» **Stated problem**:
Where a line contains the word "document", copy that line.

BEGIN Given records

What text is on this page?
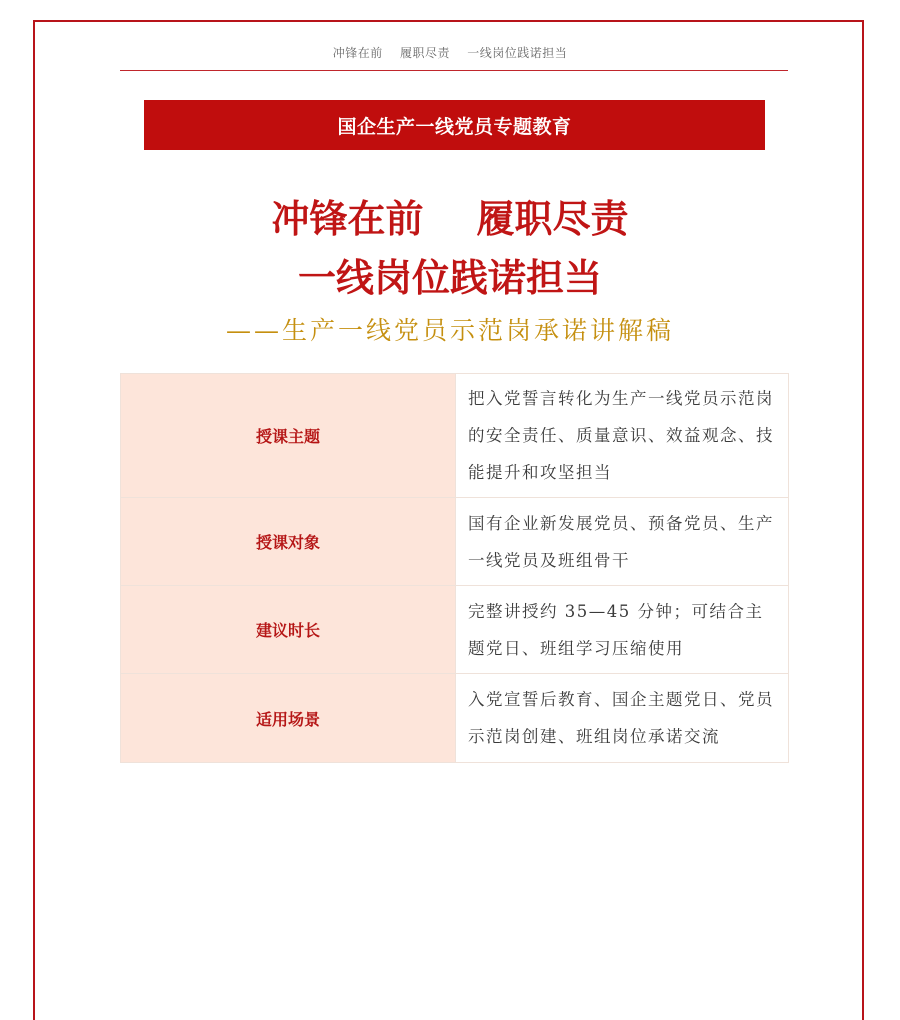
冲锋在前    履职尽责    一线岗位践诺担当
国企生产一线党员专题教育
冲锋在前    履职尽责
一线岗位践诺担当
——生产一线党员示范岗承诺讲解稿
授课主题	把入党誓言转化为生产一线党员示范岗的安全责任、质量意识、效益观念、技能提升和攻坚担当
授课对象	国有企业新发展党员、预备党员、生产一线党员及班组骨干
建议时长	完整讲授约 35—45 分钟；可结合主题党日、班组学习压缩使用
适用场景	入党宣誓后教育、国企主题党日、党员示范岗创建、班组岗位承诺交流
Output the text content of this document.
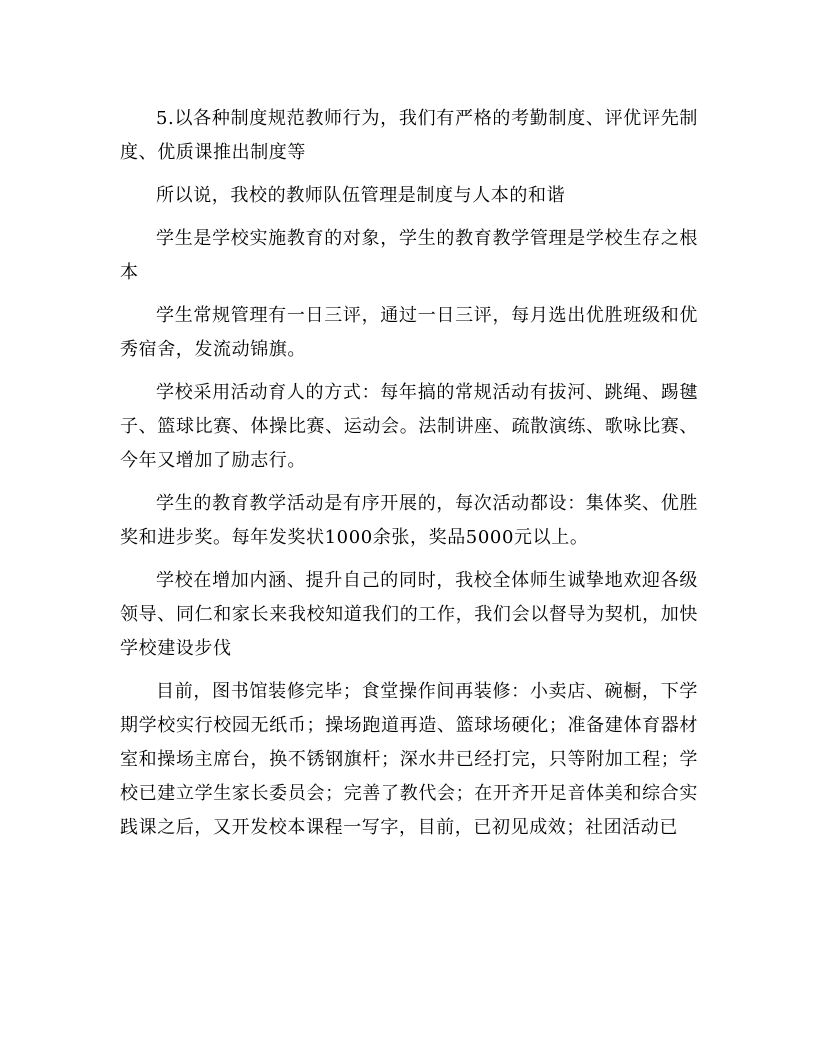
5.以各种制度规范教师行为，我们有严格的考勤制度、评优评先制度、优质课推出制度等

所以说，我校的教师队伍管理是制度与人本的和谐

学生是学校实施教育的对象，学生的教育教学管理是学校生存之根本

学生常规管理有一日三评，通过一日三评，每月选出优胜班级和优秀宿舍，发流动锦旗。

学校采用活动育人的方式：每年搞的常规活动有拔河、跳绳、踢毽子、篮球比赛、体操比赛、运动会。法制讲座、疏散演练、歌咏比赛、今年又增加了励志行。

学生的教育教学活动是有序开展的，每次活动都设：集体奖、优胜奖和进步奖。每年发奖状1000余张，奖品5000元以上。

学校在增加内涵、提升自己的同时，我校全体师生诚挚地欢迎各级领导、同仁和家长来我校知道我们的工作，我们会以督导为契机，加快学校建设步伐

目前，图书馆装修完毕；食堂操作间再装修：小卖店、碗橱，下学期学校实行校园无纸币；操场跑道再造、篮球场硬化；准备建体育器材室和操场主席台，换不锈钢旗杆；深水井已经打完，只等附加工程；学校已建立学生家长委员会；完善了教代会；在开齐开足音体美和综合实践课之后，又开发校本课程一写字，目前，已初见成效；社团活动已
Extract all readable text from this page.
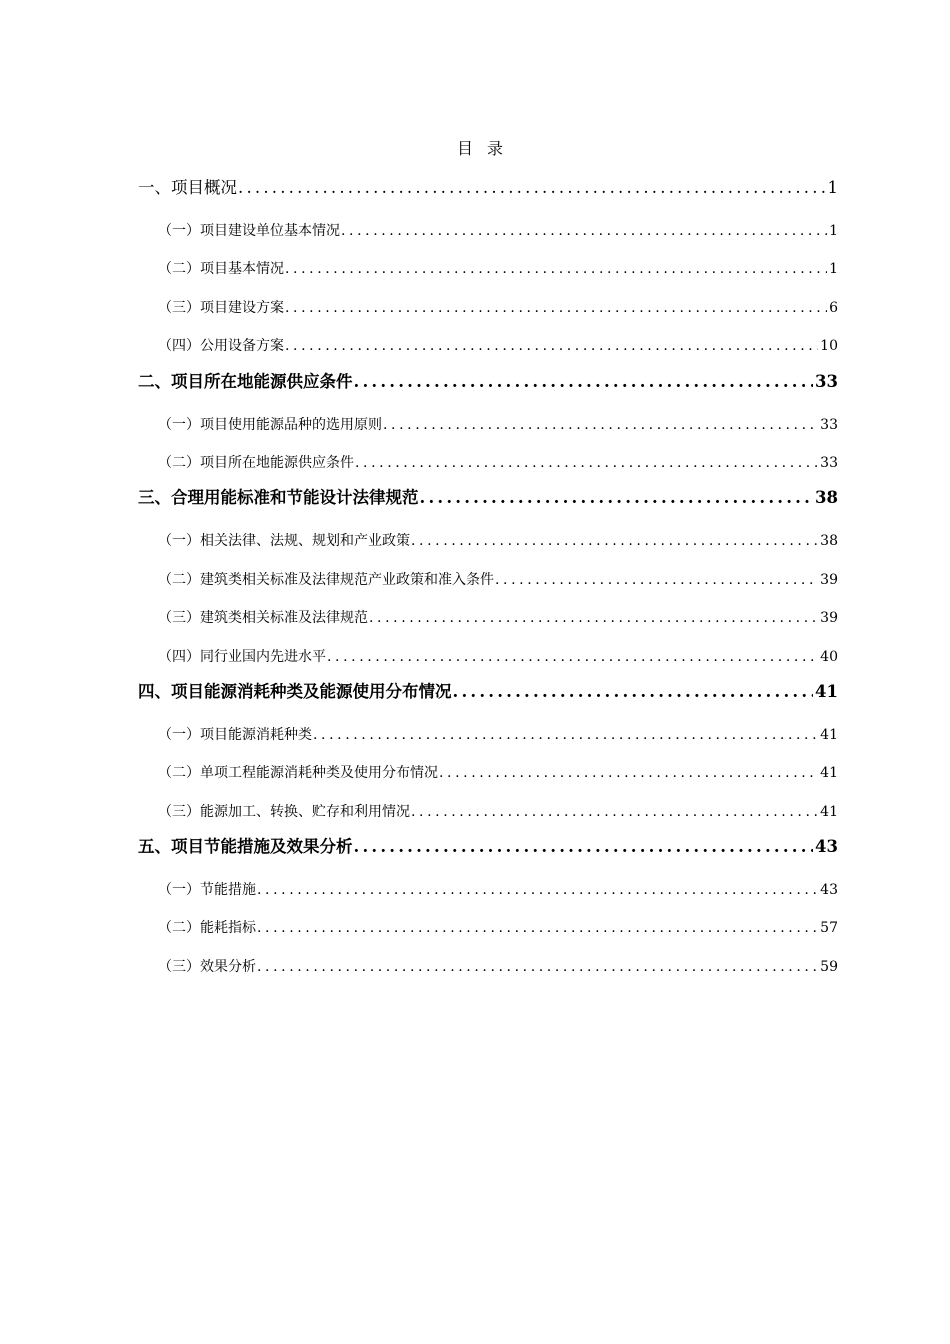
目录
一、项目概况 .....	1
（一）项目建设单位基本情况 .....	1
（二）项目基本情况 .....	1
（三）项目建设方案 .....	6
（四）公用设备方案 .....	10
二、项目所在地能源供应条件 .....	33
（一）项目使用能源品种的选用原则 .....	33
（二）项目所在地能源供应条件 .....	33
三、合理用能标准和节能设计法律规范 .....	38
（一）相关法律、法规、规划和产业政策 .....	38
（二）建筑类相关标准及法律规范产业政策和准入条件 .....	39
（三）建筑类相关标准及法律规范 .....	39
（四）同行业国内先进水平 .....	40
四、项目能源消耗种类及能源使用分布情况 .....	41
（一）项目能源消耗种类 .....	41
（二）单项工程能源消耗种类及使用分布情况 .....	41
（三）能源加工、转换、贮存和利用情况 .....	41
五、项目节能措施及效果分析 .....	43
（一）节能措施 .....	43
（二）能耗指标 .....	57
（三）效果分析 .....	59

END Given records
BEGIN Given records

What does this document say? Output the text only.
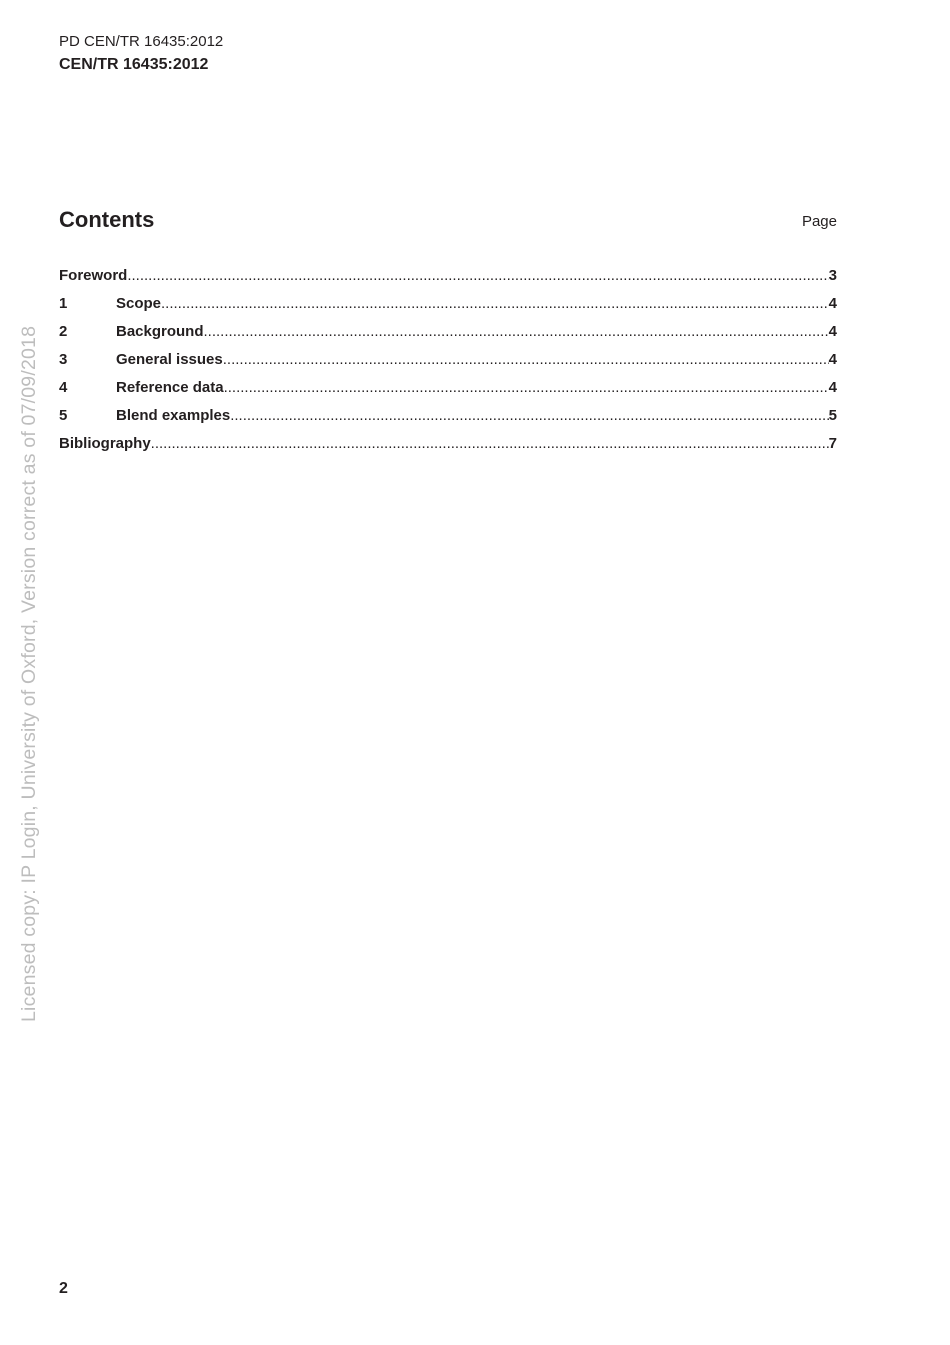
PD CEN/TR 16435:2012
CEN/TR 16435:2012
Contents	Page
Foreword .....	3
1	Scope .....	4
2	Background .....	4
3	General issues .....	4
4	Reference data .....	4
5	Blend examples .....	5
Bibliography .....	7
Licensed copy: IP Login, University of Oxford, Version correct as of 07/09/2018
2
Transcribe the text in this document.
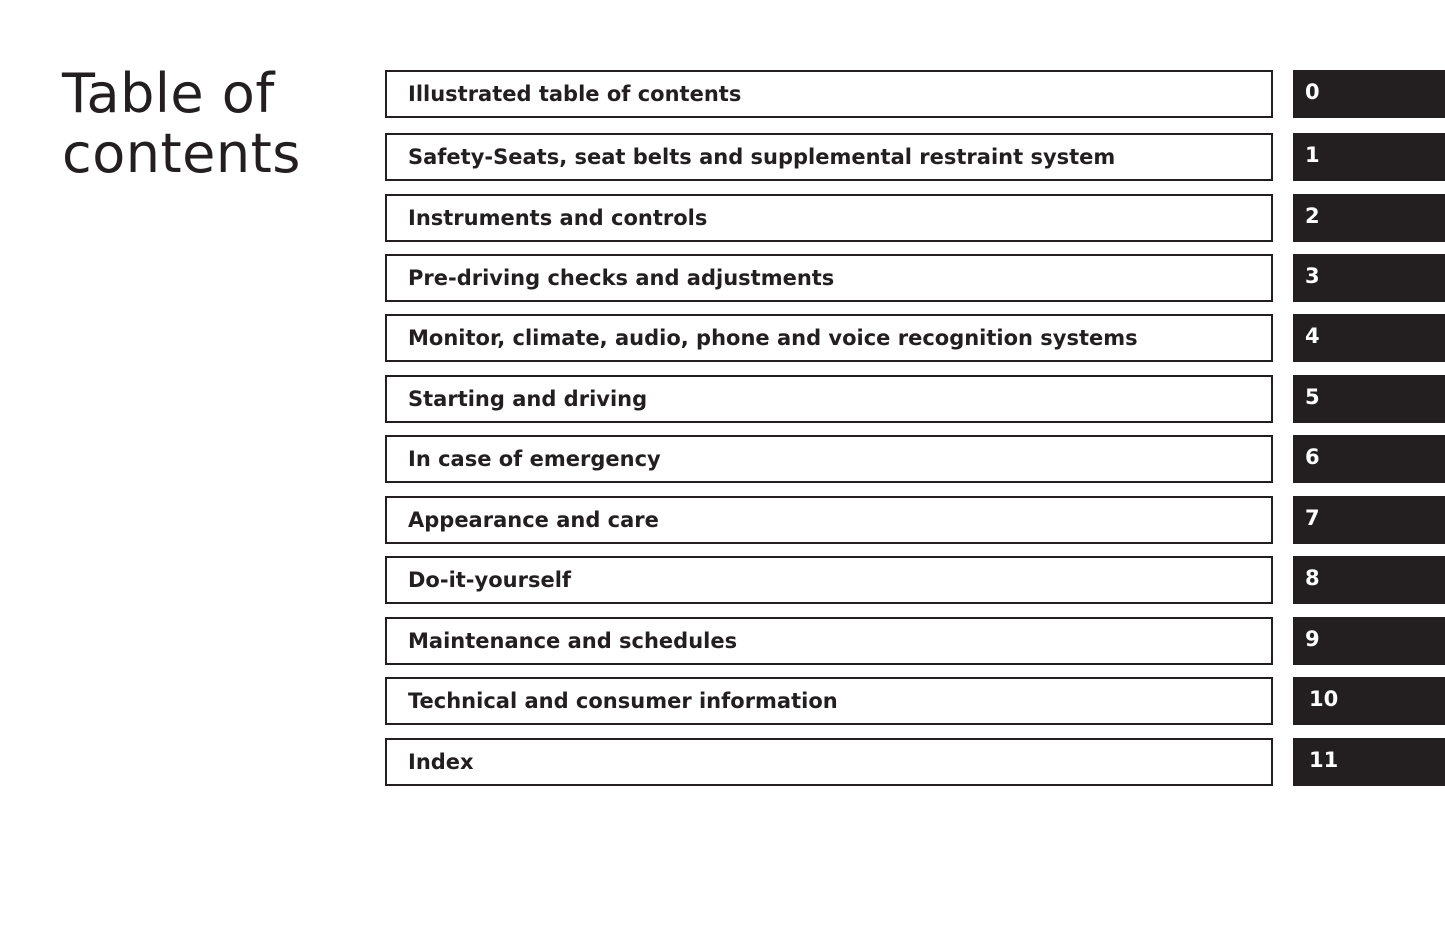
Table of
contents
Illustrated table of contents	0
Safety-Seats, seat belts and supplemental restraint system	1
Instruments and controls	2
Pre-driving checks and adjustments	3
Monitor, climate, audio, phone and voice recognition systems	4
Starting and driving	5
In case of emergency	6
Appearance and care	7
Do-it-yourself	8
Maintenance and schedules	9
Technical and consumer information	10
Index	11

END Given records
BEGIN Given records

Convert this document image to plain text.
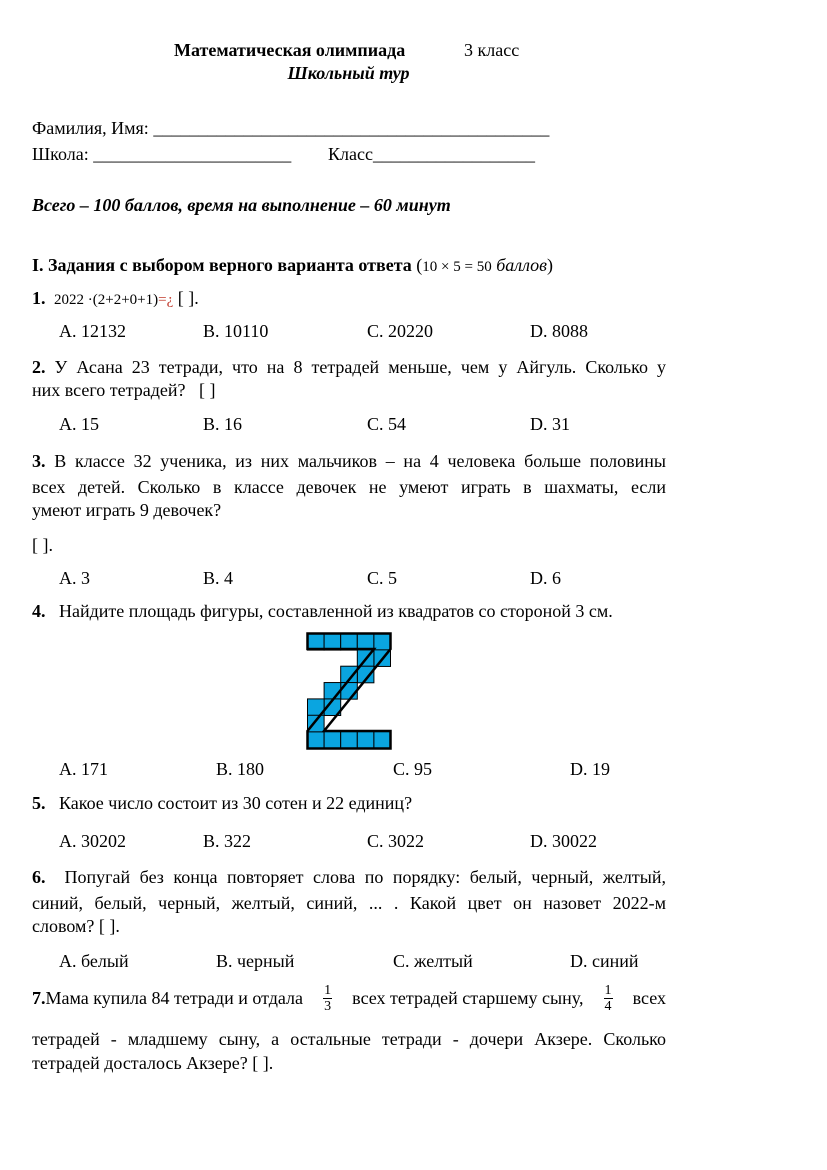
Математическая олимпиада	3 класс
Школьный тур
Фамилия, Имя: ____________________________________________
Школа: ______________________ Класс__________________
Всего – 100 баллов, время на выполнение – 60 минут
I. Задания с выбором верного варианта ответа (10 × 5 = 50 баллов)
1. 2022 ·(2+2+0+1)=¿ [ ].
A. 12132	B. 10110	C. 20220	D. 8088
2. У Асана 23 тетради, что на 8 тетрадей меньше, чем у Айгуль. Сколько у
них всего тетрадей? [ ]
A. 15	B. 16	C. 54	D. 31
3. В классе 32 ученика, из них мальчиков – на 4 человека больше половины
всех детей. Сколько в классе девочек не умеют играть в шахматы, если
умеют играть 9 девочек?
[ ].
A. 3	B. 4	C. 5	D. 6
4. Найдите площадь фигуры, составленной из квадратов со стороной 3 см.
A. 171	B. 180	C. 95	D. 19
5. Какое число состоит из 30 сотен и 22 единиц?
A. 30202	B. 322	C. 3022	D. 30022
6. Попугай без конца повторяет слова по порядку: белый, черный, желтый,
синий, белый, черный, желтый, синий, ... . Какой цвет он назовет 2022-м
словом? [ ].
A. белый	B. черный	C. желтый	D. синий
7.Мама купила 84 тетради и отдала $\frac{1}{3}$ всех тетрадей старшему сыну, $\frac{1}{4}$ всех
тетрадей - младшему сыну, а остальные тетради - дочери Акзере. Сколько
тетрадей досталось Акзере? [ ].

END Given records

» **The reply**:
Output the text content of this document.
What does this document say? Output the text only.
Transcribe the text in this document.
Convert this document image to plain text.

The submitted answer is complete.